▶ _What to produce_
Using the entries below, transcribe exactly the line containing "What text is on this page?" and each line that follows it to the end.

--- Supplied material ---

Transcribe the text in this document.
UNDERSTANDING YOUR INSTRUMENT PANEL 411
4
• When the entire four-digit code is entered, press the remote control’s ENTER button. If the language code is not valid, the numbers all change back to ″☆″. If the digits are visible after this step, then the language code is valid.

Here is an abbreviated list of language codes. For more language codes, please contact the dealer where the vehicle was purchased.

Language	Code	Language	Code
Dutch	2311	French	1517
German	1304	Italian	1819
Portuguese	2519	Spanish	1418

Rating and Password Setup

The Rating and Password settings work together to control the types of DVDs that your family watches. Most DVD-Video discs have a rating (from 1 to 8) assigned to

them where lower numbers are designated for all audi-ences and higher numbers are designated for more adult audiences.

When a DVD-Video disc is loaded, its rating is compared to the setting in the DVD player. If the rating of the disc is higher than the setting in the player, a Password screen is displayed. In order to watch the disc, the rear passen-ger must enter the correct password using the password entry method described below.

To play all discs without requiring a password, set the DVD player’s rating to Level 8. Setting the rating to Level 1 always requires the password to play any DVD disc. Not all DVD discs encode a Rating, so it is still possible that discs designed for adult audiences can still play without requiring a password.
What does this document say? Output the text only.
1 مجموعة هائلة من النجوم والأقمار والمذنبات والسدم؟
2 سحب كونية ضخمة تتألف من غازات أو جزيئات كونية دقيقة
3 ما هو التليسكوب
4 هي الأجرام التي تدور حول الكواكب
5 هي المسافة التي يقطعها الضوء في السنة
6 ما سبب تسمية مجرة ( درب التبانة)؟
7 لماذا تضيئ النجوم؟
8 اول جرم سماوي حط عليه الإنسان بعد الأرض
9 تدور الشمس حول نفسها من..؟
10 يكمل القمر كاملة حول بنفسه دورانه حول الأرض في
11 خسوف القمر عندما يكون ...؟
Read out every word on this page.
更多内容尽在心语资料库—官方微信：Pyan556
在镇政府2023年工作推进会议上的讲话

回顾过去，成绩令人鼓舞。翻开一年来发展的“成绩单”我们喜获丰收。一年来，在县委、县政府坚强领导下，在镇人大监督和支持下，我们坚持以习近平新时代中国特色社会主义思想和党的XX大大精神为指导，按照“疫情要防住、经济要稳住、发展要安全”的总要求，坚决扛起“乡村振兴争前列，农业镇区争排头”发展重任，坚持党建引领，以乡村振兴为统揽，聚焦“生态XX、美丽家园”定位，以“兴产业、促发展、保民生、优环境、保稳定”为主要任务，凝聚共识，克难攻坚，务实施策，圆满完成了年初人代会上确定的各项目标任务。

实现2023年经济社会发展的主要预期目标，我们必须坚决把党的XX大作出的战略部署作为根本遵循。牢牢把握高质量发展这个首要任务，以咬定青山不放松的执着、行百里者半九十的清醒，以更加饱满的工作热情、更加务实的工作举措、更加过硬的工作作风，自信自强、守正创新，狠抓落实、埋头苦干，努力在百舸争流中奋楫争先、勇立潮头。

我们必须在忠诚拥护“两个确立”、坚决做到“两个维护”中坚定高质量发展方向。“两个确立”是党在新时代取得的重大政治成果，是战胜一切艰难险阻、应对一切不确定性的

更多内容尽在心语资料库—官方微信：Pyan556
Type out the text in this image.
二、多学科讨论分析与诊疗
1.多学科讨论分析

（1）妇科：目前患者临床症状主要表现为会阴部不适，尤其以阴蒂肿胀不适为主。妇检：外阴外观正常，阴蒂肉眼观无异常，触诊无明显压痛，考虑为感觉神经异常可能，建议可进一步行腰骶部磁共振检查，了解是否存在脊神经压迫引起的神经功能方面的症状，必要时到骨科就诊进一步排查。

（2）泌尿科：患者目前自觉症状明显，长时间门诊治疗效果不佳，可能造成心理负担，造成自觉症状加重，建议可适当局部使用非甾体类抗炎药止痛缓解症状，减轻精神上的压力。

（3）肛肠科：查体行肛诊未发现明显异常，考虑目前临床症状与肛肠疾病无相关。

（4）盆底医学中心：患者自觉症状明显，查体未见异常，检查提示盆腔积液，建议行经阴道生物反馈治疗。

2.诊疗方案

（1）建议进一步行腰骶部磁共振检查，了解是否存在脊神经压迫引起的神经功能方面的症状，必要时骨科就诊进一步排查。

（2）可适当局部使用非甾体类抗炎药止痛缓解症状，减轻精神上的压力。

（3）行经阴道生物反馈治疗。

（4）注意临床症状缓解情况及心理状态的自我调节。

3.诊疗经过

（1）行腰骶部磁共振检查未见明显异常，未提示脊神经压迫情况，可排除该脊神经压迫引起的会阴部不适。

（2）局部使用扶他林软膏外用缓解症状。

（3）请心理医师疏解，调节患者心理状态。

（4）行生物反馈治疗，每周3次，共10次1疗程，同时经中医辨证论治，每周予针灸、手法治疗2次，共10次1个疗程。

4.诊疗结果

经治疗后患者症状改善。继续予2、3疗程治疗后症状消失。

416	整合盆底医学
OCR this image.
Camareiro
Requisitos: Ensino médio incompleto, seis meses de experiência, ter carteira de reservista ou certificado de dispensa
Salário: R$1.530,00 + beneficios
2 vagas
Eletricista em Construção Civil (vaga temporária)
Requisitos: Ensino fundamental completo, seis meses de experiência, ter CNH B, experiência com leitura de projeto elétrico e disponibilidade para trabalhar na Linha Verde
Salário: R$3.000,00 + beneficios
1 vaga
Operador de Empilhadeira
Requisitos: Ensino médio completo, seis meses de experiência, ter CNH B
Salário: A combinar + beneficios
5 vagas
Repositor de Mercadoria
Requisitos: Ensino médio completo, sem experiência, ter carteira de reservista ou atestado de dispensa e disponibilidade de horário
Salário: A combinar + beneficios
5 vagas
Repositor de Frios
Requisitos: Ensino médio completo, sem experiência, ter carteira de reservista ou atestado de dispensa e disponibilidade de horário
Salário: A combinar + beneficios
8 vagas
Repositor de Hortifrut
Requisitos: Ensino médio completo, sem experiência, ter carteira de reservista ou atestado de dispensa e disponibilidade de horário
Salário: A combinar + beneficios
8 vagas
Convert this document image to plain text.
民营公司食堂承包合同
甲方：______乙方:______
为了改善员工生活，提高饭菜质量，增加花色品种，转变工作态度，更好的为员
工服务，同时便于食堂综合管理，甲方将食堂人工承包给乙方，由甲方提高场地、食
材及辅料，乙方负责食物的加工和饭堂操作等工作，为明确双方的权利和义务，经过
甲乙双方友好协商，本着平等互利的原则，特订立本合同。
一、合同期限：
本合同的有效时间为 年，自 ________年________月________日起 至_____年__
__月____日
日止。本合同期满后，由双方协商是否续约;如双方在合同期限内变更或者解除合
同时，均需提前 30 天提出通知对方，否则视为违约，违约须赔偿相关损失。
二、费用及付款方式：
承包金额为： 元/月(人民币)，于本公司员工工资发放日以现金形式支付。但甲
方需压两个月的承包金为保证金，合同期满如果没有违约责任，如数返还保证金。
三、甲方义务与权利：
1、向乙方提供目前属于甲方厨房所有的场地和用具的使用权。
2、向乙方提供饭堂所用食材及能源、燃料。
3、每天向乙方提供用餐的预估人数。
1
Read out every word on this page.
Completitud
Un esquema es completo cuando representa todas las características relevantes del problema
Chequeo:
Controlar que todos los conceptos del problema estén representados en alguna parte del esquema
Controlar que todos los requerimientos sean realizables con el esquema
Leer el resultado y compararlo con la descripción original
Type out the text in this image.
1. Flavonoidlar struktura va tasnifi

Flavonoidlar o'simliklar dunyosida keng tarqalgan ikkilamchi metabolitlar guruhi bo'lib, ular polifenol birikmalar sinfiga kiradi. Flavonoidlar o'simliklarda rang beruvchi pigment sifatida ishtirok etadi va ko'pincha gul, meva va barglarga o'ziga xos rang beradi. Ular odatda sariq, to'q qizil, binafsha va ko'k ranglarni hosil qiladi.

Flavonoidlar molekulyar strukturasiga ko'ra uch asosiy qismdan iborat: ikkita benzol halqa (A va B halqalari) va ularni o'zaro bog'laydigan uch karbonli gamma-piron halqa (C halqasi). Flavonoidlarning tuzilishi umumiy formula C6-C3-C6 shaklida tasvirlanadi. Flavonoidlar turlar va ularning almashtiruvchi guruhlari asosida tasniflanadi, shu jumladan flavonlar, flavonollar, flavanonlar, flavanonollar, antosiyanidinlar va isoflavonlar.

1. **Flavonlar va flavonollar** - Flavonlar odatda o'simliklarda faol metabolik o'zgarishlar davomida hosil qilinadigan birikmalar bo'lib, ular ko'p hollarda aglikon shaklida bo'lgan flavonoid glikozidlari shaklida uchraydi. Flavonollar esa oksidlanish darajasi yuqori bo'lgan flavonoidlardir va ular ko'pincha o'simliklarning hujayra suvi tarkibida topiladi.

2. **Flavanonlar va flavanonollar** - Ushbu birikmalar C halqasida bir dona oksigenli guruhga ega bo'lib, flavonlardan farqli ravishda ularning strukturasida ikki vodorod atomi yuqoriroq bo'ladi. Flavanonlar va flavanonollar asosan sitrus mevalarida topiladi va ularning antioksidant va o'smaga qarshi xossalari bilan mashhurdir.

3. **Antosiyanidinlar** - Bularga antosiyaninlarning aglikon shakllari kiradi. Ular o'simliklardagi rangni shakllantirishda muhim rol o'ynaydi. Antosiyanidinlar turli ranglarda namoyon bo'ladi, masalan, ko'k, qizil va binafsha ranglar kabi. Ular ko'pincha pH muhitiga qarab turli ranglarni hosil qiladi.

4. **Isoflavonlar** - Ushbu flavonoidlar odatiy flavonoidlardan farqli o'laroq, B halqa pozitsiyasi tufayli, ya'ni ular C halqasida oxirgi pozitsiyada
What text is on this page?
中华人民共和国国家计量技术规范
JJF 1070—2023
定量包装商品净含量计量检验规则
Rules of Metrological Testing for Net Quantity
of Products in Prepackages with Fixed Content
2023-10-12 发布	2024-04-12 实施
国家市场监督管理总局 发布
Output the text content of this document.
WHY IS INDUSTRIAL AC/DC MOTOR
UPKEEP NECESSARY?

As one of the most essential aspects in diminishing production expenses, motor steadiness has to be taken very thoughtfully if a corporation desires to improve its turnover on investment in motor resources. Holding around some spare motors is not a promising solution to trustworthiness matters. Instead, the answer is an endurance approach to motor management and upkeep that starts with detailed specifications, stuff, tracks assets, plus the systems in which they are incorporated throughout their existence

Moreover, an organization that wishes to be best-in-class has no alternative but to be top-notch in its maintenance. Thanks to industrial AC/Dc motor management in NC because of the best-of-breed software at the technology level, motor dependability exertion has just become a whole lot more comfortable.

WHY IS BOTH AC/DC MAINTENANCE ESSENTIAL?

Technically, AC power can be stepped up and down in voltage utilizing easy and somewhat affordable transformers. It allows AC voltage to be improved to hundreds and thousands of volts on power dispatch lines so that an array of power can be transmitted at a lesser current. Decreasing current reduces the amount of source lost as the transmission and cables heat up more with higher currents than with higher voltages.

---

▶ _Response to the exercise_
What text is on this page?
中华人民共和国国家计量技术规范
JJF 1070—2023
定量包装商品净含量计量检验规则
Rules of Metrological Testing for Net Quantity
of Products in Prepackages with Fixed Content
2023-10-12 发布	2024-04-12 实施
国家市场监督管理总局 发布
Output the text content of this document.
WHY IS INDUSTRIAL AC/DC MOTOR
UPKEEP NECESSARY?

As one of the most essential aspects in diminishing production expenses, motor steadiness has to be taken very thoughtfully if a corporation desires to improve its turnover on investment in motor resources. Holding around some spare motors is not a promising solution to trustworthiness matters. Instead, the answer is an endurance approach to motor management and upkeep that starts with detailed specifications, stuff, tracks assets, plus the systems in which they are incorporated throughout their existence

Moreover, an organization that wishes to be best-in-class has no alternative but to be top-notch in its maintenance. Thanks to industrial AC/Dc motor management in NC because of the best-of-breed software at the technology level, motor dependability exertion has just become a whole lot more comfortable.

WHY IS BOTH AC/DC MAINTENANCE ESSENTIAL?

Technically, AC power can be stepped up and down in voltage utilizing easy and somewhat affordable transformers. It allows AC voltage to be improved to hundreds and thousands of volts on power dispatch lines so that an array of power can be transmitted at a lesser current. Decreasing current reduces the amount of source lost as the transmission and cables heat up more with higher currents than with higher voltages.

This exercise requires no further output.